[Figure contents as structured data]
===

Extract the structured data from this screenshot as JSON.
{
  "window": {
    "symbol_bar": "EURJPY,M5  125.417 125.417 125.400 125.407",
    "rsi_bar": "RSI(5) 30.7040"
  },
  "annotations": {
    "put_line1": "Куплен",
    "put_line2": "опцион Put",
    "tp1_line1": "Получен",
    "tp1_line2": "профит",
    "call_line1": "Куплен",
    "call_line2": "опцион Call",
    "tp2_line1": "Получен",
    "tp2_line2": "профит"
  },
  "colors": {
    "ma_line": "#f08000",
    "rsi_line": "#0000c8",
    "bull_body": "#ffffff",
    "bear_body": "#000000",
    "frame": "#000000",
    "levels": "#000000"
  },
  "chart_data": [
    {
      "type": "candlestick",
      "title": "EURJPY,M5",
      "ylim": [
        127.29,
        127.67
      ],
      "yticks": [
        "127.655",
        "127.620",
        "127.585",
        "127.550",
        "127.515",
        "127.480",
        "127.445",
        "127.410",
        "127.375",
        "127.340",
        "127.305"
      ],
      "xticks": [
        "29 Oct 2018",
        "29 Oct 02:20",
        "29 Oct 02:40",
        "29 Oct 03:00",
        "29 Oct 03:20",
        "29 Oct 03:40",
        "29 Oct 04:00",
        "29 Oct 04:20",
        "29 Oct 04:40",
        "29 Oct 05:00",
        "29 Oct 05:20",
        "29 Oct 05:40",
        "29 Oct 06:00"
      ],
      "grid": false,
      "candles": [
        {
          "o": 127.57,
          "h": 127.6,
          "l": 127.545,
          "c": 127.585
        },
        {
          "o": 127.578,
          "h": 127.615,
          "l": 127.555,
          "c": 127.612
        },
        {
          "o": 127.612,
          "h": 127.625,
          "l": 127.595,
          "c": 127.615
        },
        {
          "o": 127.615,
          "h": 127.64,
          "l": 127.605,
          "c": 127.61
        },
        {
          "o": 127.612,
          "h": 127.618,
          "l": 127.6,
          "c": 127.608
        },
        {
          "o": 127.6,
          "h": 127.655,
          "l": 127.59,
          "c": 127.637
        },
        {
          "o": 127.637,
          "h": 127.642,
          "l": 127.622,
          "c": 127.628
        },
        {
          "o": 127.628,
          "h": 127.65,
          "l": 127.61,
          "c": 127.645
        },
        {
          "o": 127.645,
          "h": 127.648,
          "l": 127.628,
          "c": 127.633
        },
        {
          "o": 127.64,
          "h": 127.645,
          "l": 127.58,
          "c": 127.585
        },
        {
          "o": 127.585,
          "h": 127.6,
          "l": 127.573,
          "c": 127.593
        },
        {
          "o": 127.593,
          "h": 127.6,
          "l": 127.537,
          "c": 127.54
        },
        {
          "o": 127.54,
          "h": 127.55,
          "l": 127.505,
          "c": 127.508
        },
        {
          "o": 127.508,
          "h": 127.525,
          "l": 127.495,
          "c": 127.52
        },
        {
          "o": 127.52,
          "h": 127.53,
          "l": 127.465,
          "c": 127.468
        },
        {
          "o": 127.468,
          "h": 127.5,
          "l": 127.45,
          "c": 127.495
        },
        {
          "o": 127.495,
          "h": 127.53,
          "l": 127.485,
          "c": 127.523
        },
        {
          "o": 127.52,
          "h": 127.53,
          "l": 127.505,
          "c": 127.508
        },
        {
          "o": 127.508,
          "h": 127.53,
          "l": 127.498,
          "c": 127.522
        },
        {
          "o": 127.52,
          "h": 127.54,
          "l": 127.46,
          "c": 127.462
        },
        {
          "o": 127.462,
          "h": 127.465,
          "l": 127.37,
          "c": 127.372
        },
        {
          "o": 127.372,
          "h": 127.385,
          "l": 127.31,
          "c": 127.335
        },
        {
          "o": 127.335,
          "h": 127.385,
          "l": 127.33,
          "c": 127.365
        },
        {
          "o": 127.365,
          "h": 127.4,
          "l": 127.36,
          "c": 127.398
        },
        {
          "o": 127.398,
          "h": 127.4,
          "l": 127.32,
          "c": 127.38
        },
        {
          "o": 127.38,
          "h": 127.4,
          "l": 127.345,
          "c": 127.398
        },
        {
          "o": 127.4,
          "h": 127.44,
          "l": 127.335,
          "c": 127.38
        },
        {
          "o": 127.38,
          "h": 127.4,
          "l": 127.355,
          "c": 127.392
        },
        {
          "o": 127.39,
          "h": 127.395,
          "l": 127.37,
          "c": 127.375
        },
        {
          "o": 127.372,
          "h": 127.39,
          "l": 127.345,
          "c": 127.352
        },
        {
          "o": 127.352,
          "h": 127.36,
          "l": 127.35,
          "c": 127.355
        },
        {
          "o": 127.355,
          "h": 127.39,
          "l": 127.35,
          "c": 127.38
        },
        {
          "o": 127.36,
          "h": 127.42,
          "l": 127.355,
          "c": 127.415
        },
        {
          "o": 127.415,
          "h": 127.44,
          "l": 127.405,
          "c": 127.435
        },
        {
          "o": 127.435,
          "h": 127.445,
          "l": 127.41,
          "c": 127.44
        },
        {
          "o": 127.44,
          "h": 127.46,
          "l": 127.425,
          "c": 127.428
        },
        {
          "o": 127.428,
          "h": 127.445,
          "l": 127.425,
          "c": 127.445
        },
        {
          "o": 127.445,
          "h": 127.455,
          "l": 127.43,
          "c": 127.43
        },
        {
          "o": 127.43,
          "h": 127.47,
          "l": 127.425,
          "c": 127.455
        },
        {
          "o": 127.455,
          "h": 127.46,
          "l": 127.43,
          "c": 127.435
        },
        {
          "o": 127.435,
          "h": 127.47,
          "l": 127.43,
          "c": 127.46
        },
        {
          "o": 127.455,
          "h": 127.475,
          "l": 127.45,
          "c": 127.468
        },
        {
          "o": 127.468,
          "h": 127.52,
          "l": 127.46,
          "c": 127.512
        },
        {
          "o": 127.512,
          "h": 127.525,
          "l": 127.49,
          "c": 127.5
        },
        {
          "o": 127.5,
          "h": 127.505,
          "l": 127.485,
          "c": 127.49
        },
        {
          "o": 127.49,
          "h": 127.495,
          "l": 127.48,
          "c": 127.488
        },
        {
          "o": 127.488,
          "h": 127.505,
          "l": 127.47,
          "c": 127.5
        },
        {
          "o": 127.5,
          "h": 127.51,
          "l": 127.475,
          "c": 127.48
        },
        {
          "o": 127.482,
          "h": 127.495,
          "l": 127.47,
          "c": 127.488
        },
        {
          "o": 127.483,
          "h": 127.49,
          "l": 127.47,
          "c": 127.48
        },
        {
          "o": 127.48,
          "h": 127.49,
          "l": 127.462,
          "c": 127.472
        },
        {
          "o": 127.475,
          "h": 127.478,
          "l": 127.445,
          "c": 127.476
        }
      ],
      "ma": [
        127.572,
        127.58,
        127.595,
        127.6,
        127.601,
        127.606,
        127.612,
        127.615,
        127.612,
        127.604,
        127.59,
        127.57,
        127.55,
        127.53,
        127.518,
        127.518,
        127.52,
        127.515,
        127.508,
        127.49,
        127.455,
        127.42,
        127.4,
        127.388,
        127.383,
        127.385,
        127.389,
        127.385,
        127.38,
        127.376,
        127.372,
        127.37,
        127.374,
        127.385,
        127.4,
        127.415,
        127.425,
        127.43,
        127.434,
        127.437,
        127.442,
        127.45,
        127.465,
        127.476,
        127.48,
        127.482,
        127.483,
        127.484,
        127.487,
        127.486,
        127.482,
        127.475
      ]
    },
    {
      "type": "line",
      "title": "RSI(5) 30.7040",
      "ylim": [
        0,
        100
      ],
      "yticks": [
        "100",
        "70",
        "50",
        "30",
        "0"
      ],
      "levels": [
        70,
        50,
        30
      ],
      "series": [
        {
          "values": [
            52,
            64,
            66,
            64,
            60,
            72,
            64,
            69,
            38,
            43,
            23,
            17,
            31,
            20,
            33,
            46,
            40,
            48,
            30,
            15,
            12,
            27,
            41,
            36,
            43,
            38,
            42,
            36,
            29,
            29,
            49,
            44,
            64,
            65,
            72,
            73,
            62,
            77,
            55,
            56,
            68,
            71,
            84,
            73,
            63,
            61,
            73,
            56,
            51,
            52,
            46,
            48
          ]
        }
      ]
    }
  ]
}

===

EXERCISE DETAILS:
Collect the complete line wherever the string "опцион" appears in the records.

THE SOLUTION:
    "put_line2": "опцион Put",
    "call_line2": "опцион Call",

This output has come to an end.